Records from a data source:
** begin **

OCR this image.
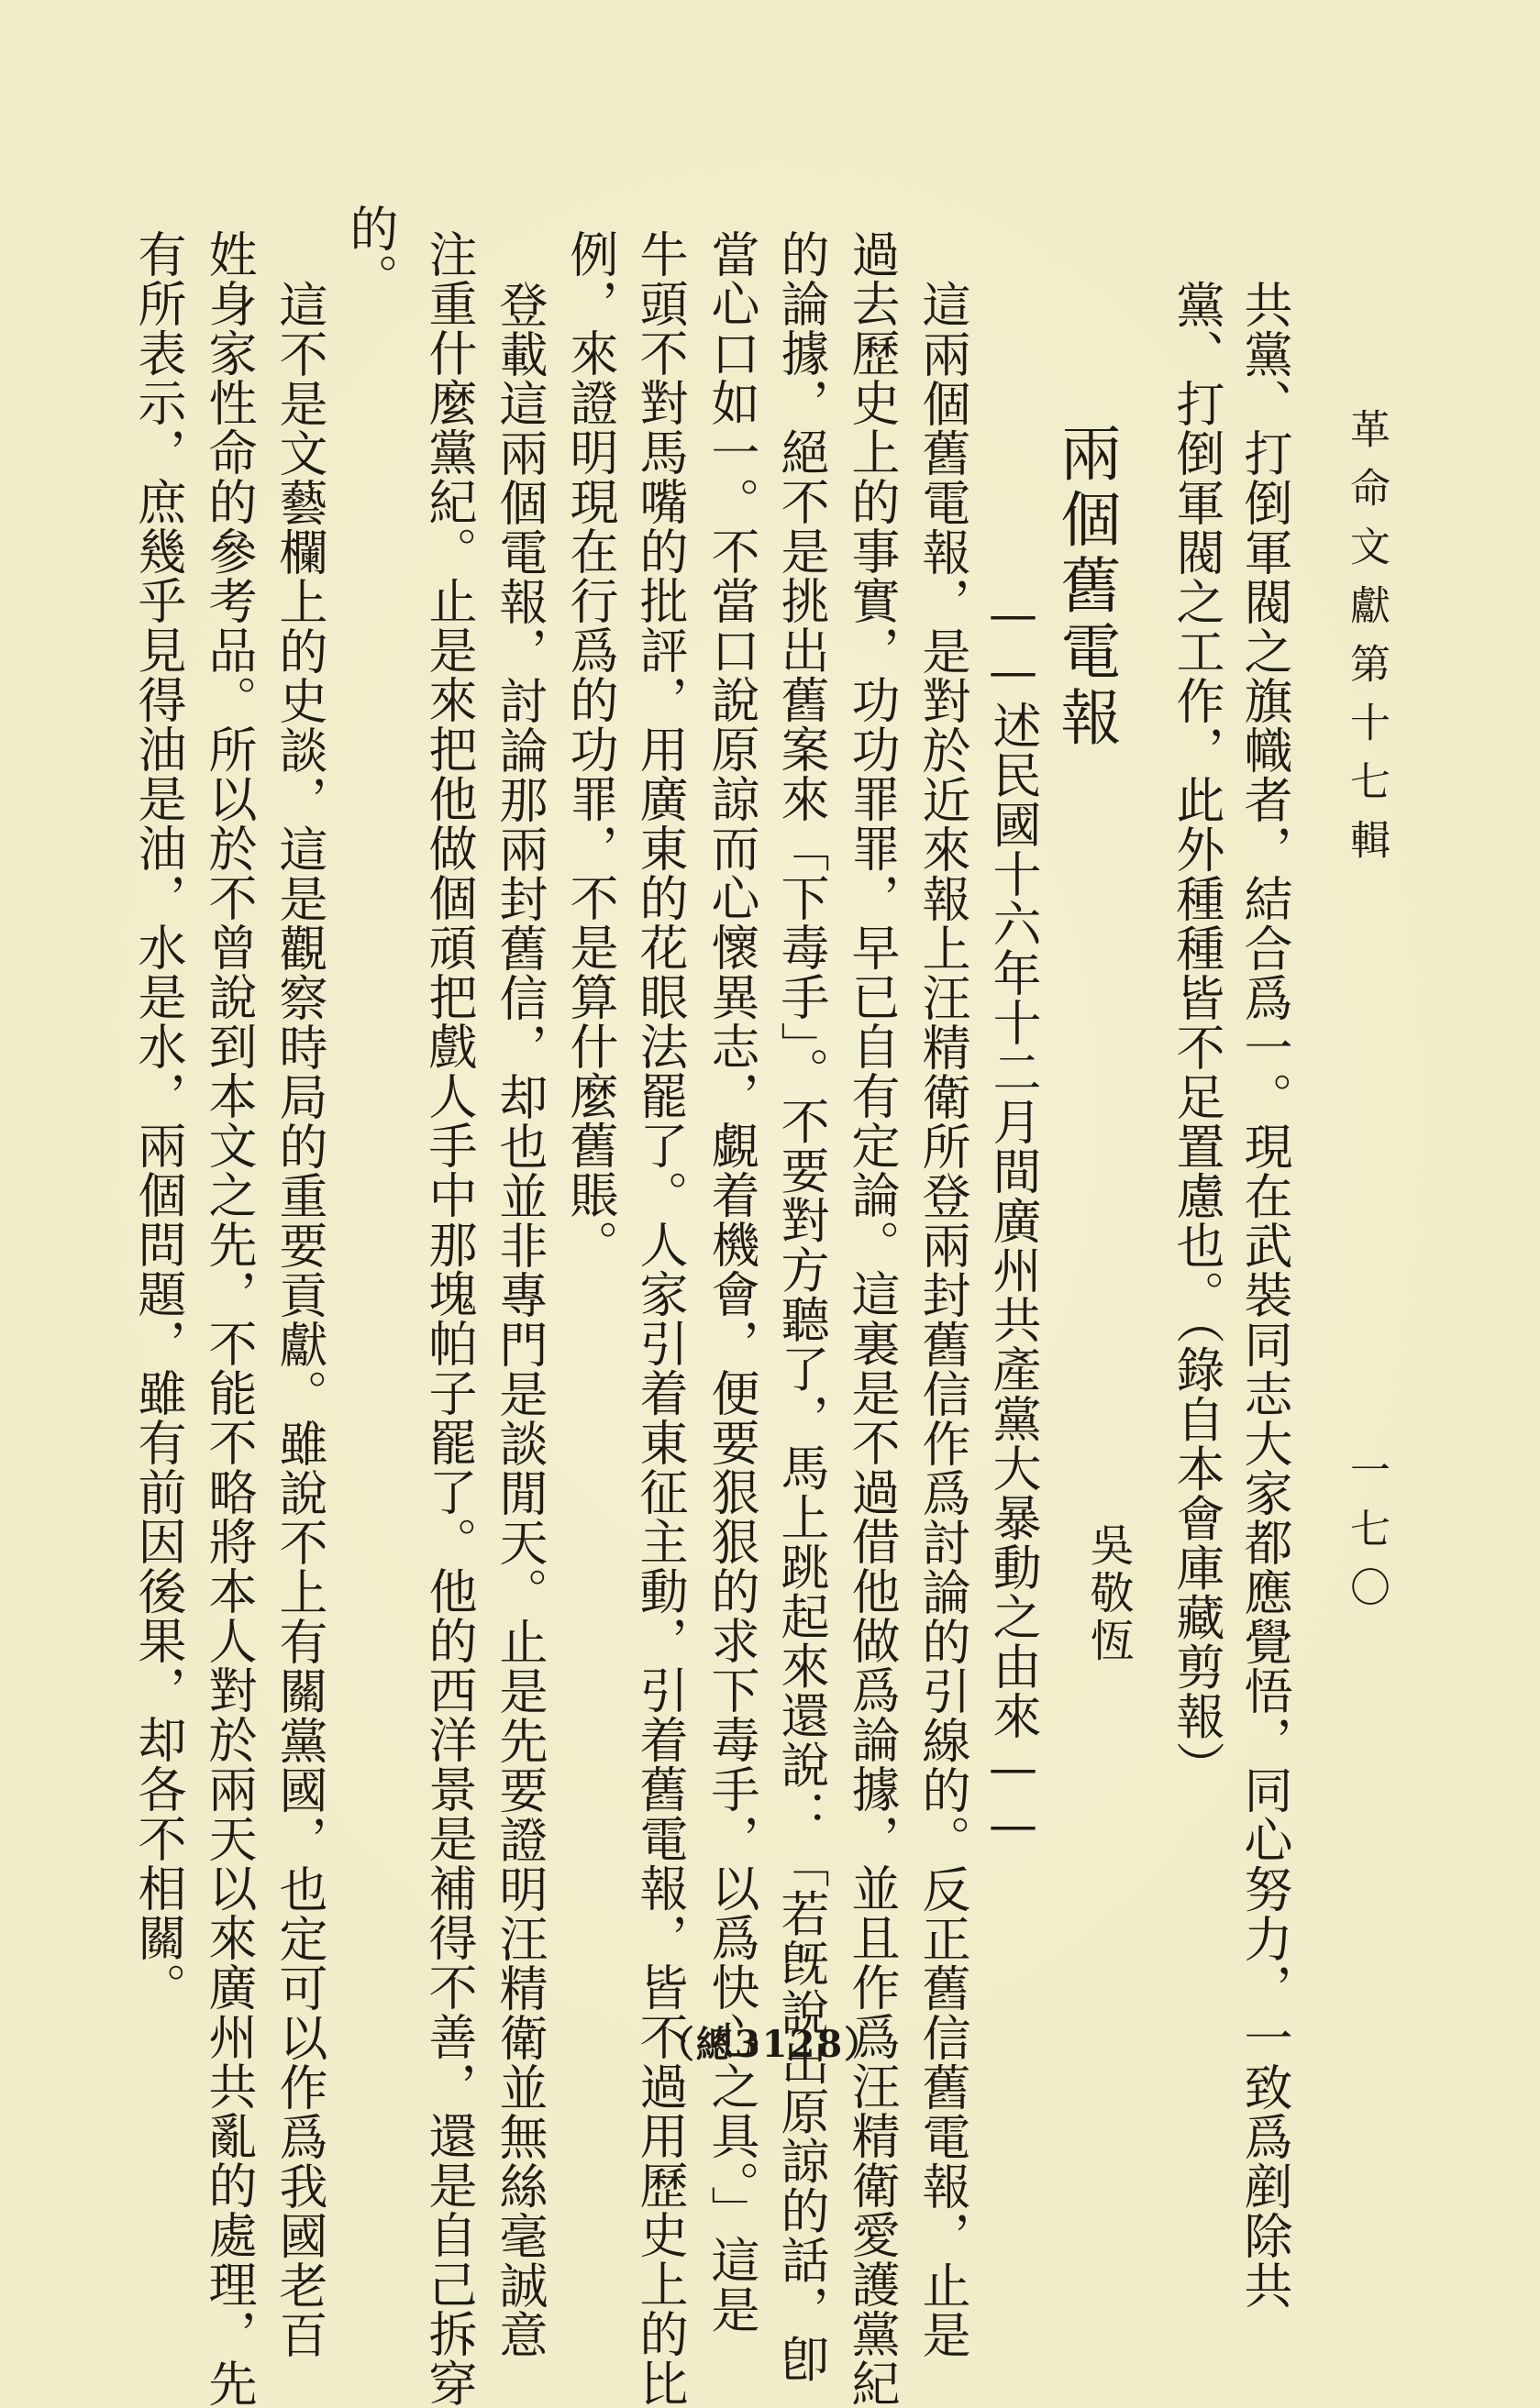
革命文獻第十七輯
一七〇
共黨、打倒軍閥之旗幟者，結合爲一。現在武裝同志大家都應覺悟，同心努力，一致爲剷除共
黨、打倒軍閥之工作，此外種種皆不足置慮也。（錄自本會庫藏剪報）
兩個舊電報
——述民國十六年十二月間廣州共產黨大暴動之由來—— 吳敬恆
這兩個舊電報，是對於近來報上汪精衛所登兩封舊信作爲討論的引線的。反正舊信舊電報，止是
過去歷史上的事實，功功罪罪，早已自有定論。這裏是不過借他做爲論據，並且作爲汪精衛愛護黨紀
的論據，絕不是挑出舊案來「下毒手」。不要對方聽了，馬上跳起來還說：「若旣說出原諒的話，卽
當心口如一。不當口說原諒而心懷異志，覷着機會，便要狠狠的求下毒手，以爲快心之具。」這是
牛頭不對馬嘴的批評，用廣東的花眼法罷了。人家引着東征主動，引着舊電報，皆不過用歷史上的比
例，來證明現在行爲的功罪，不是算什麼舊賬。
登載這兩個電報，討論那兩封舊信，却也並非專門是談閒天。止是先要證明汪精衛並無絲毫誠意
注重什麼黨紀。止是來把他做個頑把戲人手中那塊帕子罷了。他的西洋景是補得不善，還是自己拆穿
的。
這不是文藝欄上的史談，這是觀察時局的重要貢獻。雖說不上有關黨國，也定可以作爲我國老百
姓身家性命的參考品。所以於不曾說到本文之先，不能不略將本人對於兩天以來廣州共亂的處理，先
有所表示，庶幾乎見得油是油，水是水，兩個問題，雖有前因後果，却各不相關。
（總3128）
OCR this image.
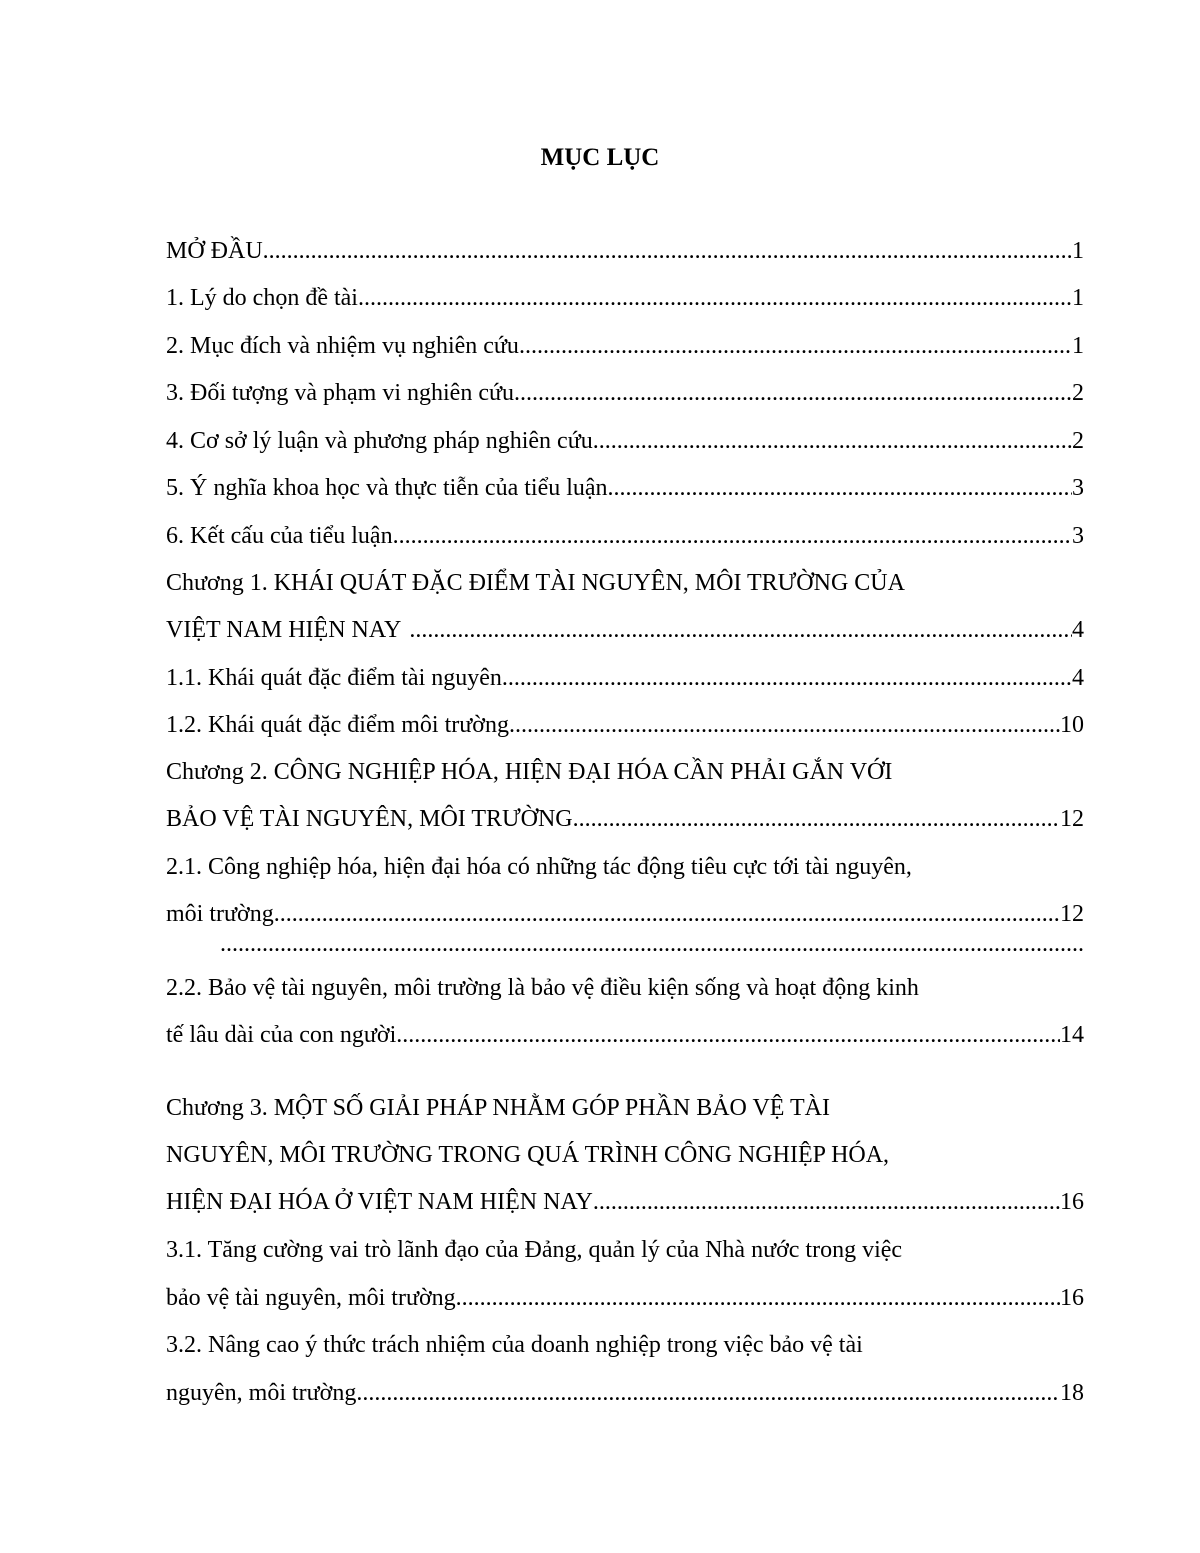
MỤC LỤC
MỞ ĐẦU .....	1
1. Lý do chọn đề tài .....	1
2. Mục đích và nhiệm vụ nghiên cứu .....	1
3. Đối tượng và phạm vi nghiên cứu .....	2
4. Cơ sở lý luận và phương pháp nghiên cứu .....	2
5. Ý nghĩa khoa học và thực tiễn của tiểu luận .....	3
6. Kết cấu của tiểu luận .....	3
Chương 1. KHÁI QUÁT ĐẶC ĐIỂM TÀI NGUYÊN, MÔI TRƯỜNG CỦA
VIỆT NAM HIỆN NAY .....	4
1.1. Khái quát đặc điểm tài nguyên .....	4
1.2. Khái quát đặc điểm môi trường .....	10
Chương 2. CÔNG NGHIỆP HÓA, HIỆN ĐẠI HÓA CẦN PHẢI GẮN VỚI
BẢO VỆ TÀI NGUYÊN, MÔI TRƯỜNG .....	12
2.1. Công nghiệp hóa, hiện đại hóa có những tác động tiêu cực tới tài nguyên,
môi trường .....	12
.....
2.2. Bảo vệ tài nguyên, môi trường là bảo vệ điều kiện sống và hoạt động kinh
tế lâu dài của con người .....	14
Chương 3. MỘT SỐ GIẢI PHÁP NHẰM GÓP PHẦN BẢO VỆ TÀI
NGUYÊN, MÔI TRƯỜNG TRONG QUÁ TRÌNH CÔNG NGHIỆP HÓA,
HIỆN ĐẠI HÓA Ở VIỆT NAM HIỆN NAY .....	16
3.1. Tăng cường vai trò lãnh đạo của Đảng, quản lý của Nhà nước trong việc
bảo vệ tài nguyên, môi trường .....	16
3.2. Nâng cao ý thức trách nhiệm của doanh nghiệp trong việc bảo vệ tài
nguyên, môi trường .....	18
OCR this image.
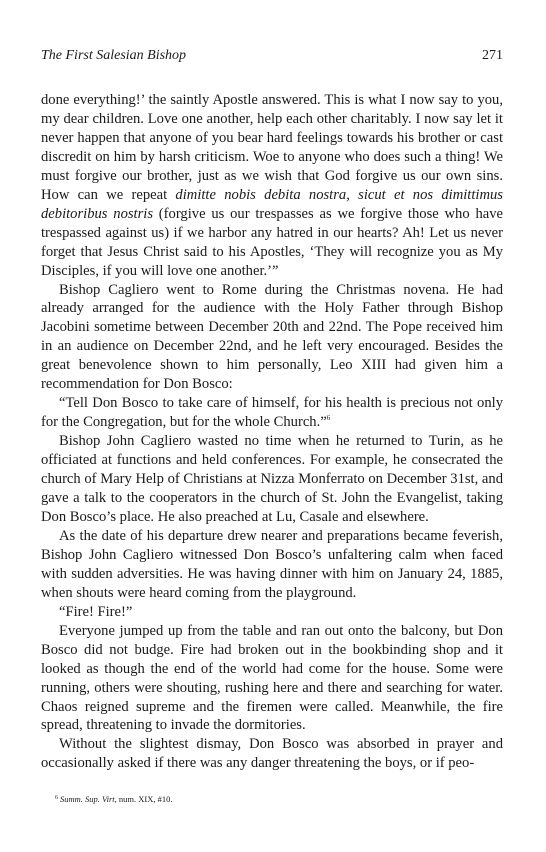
The First Salesian Bishop	271

done everything!’ the saintly Apostle answered. This is what I now say to you, my dear children. Love one another, help each other charitably. I now say let it never happen that anyone of you bear hard feelings towards his brother or cast discredit on him by harsh criticism. Woe to anyone who does such a thing! We must forgive our brother, just as we wish that God forgive us our own sins. How can we repeat dimitte nobis debita nostra, sicut et nos dimittimus debitoribus nostris (forgive us our trespasses as we forgive those who have trespassed against us) if we harbor any hatred in our hearts? Ah! Let us never forget that Jesus Christ said to his Apostles, ‘They will recognize you as My Disciples, if you will love one another.’”

Bishop Cagliero went to Rome during the Christmas novena. He had already arranged for the audience with the Holy Father through Bishop Jacobini sometime between December 20th and 22nd. The Pope received him in an audience on December 22nd, and he left very encouraged. Besides the great benevolence shown to him personally, Leo XIII had given him a recommendation for Don Bosco:

“Tell Don Bosco to take care of himself, for his health is precious not only for the Congregation, but for the whole Church.”$^6$

Bishop John Cagliero wasted no time when he returned to Turin, as he officiated at functions and held conferences. For example, he consecrated the church of Mary Help of Christians at Nizza Monferrato on December 31st, and gave a talk to the cooperators in the church of St. John the Evangelist, taking Don Bosco’s place. He also preached at Lu, Casale and elsewhere.

As the date of his departure drew nearer and preparations became feverish, Bishop John Cagliero witnessed Don Bosco’s unfaltering calm when faced with sudden adversities. He was having dinner with him on January 24, 1885, when shouts were heard coming from the playground.

“Fire! Fire!”

Everyone jumped up from the table and ran out onto the balcony, but Don Bosco did not budge. Fire had broken out in the bookbinding shop and it looked as though the end of the world had come for the house. Some were running, others were shouting, rushing here and there and searching for water. Chaos reigned supreme and the firemen were called. Meanwhile, the fire spread, threatening to invade the dormitories.

Without the slightest dismay, Don Bosco was absorbed in prayer and occasionally asked if there was any danger threatening the boys, or if peo-

$^6$ Summ. Sup. Virt, num. XIX, #10.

** end **

TASK TO CARRY OUT: Using the records above, output their complete text exactly, minus any images.

OUTPUT OF THE TASK:
OCR this image.
革命文獻第十七輯
一七〇
共黨、打倒軍閥之旗幟者，結合爲一。現在武裝同志大家都應覺悟，同心努力，一致爲剷除共
黨、打倒軍閥之工作，此外種種皆不足置慮也。（錄自本會庫藏剪報）
兩個舊電報
——述民國十六年十二月間廣州共產黨大暴動之由來—— 吳敬恆
這兩個舊電報，是對於近來報上汪精衛所登兩封舊信作爲討論的引線的。反正舊信舊電報，止是
過去歷史上的事實，功功罪罪，早已自有定論。這裏是不過借他做爲論據，並且作爲汪精衛愛護黨紀
的論據，絕不是挑出舊案來「下毒手」。不要對方聽了，馬上跳起來還說：「若旣說出原諒的話，卽
當心口如一。不當口說原諒而心懷異志，覷着機會，便要狠狠的求下毒手，以爲快心之具。」這是
牛頭不對馬嘴的批評，用廣東的花眼法罷了。人家引着東征主動，引着舊電報，皆不過用歷史上的比
例，來證明現在行爲的功罪，不是算什麼舊賬。
登載這兩個電報，討論那兩封舊信，却也並非專門是談閒天。止是先要證明汪精衛並無絲毫誠意
注重什麼黨紀。止是來把他做個頑把戲人手中那塊帕子罷了。他的西洋景是補得不善，還是自己拆穿
的。
這不是文藝欄上的史談，這是觀察時局的重要貢獻。雖說不上有關黨國，也定可以作爲我國老百
姓身家性命的參考品。所以於不曾說到本文之先，不能不略將本人對於兩天以來廣州共亂的處理，先
有所表示，庶幾乎見得油是油，水是水，兩個問題，雖有前因後果，却各不相關。
（總3128）
OCR this image.
MỤC LỤC
MỞ ĐẦU .....	1
1. Lý do chọn đề tài .....	1
2. Mục đích và nhiệm vụ nghiên cứu .....	1
3. Đối tượng và phạm vi nghiên cứu .....	2
4. Cơ sở lý luận và phương pháp nghiên cứu .....	2
5. Ý nghĩa khoa học và thực tiễn của tiểu luận .....	3
6. Kết cấu của tiểu luận .....	3
Chương 1. KHÁI QUÁT ĐẶC ĐIỂM TÀI NGUYÊN, MÔI TRƯỜNG CỦA
VIỆT NAM HIỆN NAY .....	4
1.1. Khái quát đặc điểm tài nguyên .....	4
1.2. Khái quát đặc điểm môi trường .....	10
Chương 2. CÔNG NGHIỆP HÓA, HIỆN ĐẠI HÓA CẦN PHẢI GẮN VỚI
BẢO VỆ TÀI NGUYÊN, MÔI TRƯỜNG .....	12
2.1. Công nghiệp hóa, hiện đại hóa có những tác động tiêu cực tới tài nguyên,
môi trường .....	12
.....
2.2. Bảo vệ tài nguyên, môi trường là bảo vệ điều kiện sống và hoạt động kinh
tế lâu dài của con người .....	14
Chương 3. MỘT SỐ GIẢI PHÁP NHẰM GÓP PHẦN BẢO VỆ TÀI
NGUYÊN, MÔI TRƯỜNG TRONG QUÁ TRÌNH CÔNG NGHIỆP HÓA,
HIỆN ĐẠI HÓA Ở VIỆT NAM HIỆN NAY .....	16
3.1. Tăng cường vai trò lãnh đạo của Đảng, quản lý của Nhà nước trong việc
bảo vệ tài nguyên, môi trường .....	16
3.2. Nâng cao ý thức trách nhiệm của doanh nghiệp trong việc bảo vệ tài
nguyên, môi trường .....	18
OCR this image.
The First Salesian Bishop	271

done everything!’ the saintly Apostle answered. This is what I now say to you, my dear children. Love one another, help each other charitably. I now say let it never happen that anyone of you bear hard feelings towards his brother or cast discredit on him by harsh criticism. Woe to anyone who does such a thing! We must forgive our brother, just as we wish that God forgive us our own sins. How can we repeat dimitte nobis debita nostra, sicut et nos dimittimus debitoribus nostris (forgive us our trespasses as we forgive those who have trespassed against us) if we harbor any hatred in our hearts? Ah! Let us never forget that Jesus Christ said to his Apostles, ‘They will recognize you as My Disciples, if you will love one another.’”

Bishop Cagliero went to Rome during the Christmas novena. He had already arranged for the audience with the Holy Father through Bishop Jacobini sometime between December 20th and 22nd. The Pope received him in an audience on December 22nd, and he left very encouraged. Besides the great benevolence shown to him personally, Leo XIII had given him a recommendation for Don Bosco:

“Tell Don Bosco to take care of himself, for his health is precious not only for the Congregation, but for the whole Church.”$^6$

Bishop John Cagliero wasted no time when he returned to Turin, as he officiated at functions and held conferences. For example, he consecrated the church of Mary Help of Christians at Nizza Monferrato on December 31st, and gave a talk to the cooperators in the church of St. John the Evangelist, taking Don Bosco’s place. He also preached at Lu, Casale and elsewhere.

As the date of his departure drew nearer and preparations became feverish, Bishop John Cagliero witnessed Don Bosco’s unfaltering calm when faced with sudden adversities. He was having dinner with him on January 24, 1885, when shouts were heard coming from the playground.

“Fire! Fire!”

Everyone jumped up from the table and ran out onto the balcony, but Don Bosco did not budge. Fire had broken out in the bookbinding shop and it looked as though the end of the world had come for the house. Some were running, others were shouting, rushing here and there and searching for water. Chaos reigned supreme and the firemen were called. Meanwhile, the fire spread, threatening to invade the dormitories.

Without the slightest dismay, Don Bosco was absorbed in prayer and occasionally asked if there was any danger threatening the boys, or if peo-

$^6$ Summ. Sup. Virt, num. XIX, #10.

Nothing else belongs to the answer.